(Source records)
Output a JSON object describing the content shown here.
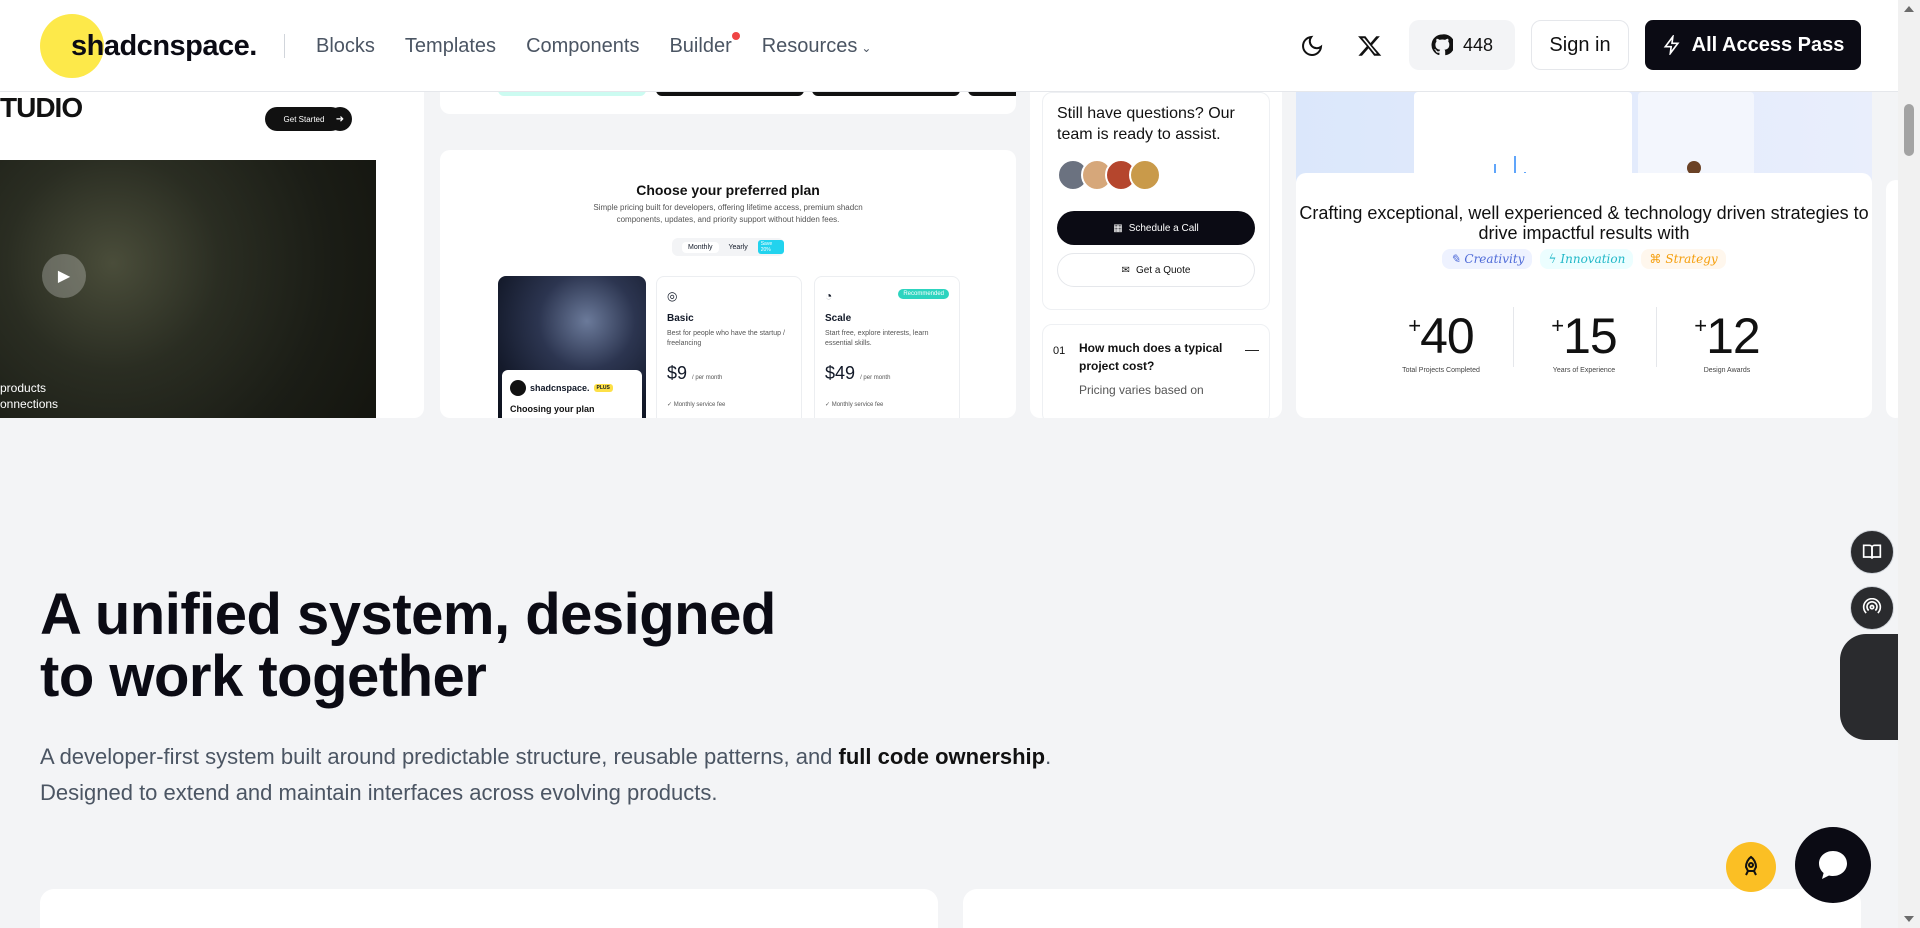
{
  "header": {
    "logo": "shadcnspace.",
    "nav": [
      {
        "label": "Blocks"
      },
      {
        "label": "Templates"
      },
      {
        "label": "Components"
      },
      {
        "label": "Builder"
      },
      {
        "label": "Resources"
      }
    ],
    "github_stars": "448",
    "sign_in": "Sign in",
    "cta": "All Access Pass"
  },
  "gallery": {
    "studio": {
      "title": "TUDIO",
      "button": "Get Started",
      "caption_line1": "products",
      "caption_line2": "onnections"
    },
    "pricing": {
      "title": "Choose your preferred plan",
      "subtitle": "Simple pricing built for developers, offering lifetime access, premium shadcn components, updates, and priority support without hidden fees.",
      "toggle_monthly": "Monthly",
      "toggle_yearly": "Yearly",
      "yearly_badge": "Save 20%",
      "image_brand": "shadcnspace.",
      "image_badge": "PLUS",
      "image_line": "Choosing your plan",
      "plans": [
        {
          "name": "Basic",
          "desc": "Best for people who have the startup / freelancing",
          "price": "$9",
          "period": "/ per month",
          "feature": "Monthly service fee"
        },
        {
          "name": "Scale",
          "desc": "Start free, explore interests, learn essential skills.",
          "price": "$49",
          "period": "/ per month",
          "feature": "Monthly service fee",
          "badge": "Recommended"
        }
      ]
    },
    "faq": {
      "question": "Still have questions? Our team is ready to assist.",
      "schedule": "Schedule a Call",
      "quote": "Get a Quote",
      "item_num": "01",
      "item_title": "How much does a typical project cost?",
      "item_answer": "Pricing varies based on"
    },
    "stats": {
      "title": "Crafting exceptional, well experienced & technology driven strategies to drive impactful results with",
      "chips": [
        "Creativity",
        "Innovation",
        "Strategy"
      ],
      "items": [
        {
          "value": "40",
          "label": "Total Projects Completed"
        },
        {
          "value": "15",
          "label": "Years of Experience"
        },
        {
          "value": "12",
          "label": "Design Awards"
        }
      ]
    }
  },
  "section": {
    "headline_line1": "A unified system, designed",
    "headline_line2": "to work together",
    "desc_part1": "A developer-first system built around predictable structure, reusable patterns, and ",
    "desc_strong": "full code ownership",
    "desc_part2": ".",
    "desc_line2": "Designed to extend and maintain interfaces across evolving products."
  },
  "colors": {
    "accent": "#fde94a",
    "dark": "#0b0b14",
    "bg": "#f3f4f6",
    "notify": "#ef4444"
  },
  "icons": [
    "moon-icon",
    "x-icon",
    "github-icon",
    "bolt-icon",
    "book-icon",
    "podcast-icon",
    "grid-icon",
    "bot-icon",
    "rocket-icon",
    "chat-icon",
    "play-icon"
  ]
}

▶ _DESCRIPTION OF THE TASK_:
Only lines with "shadcnspace" are wanted here; list each of them.

▶ _EXERCISE RESULT_:
    "logo": "shadcnspace.",
      "image_brand": "shadcnspace.",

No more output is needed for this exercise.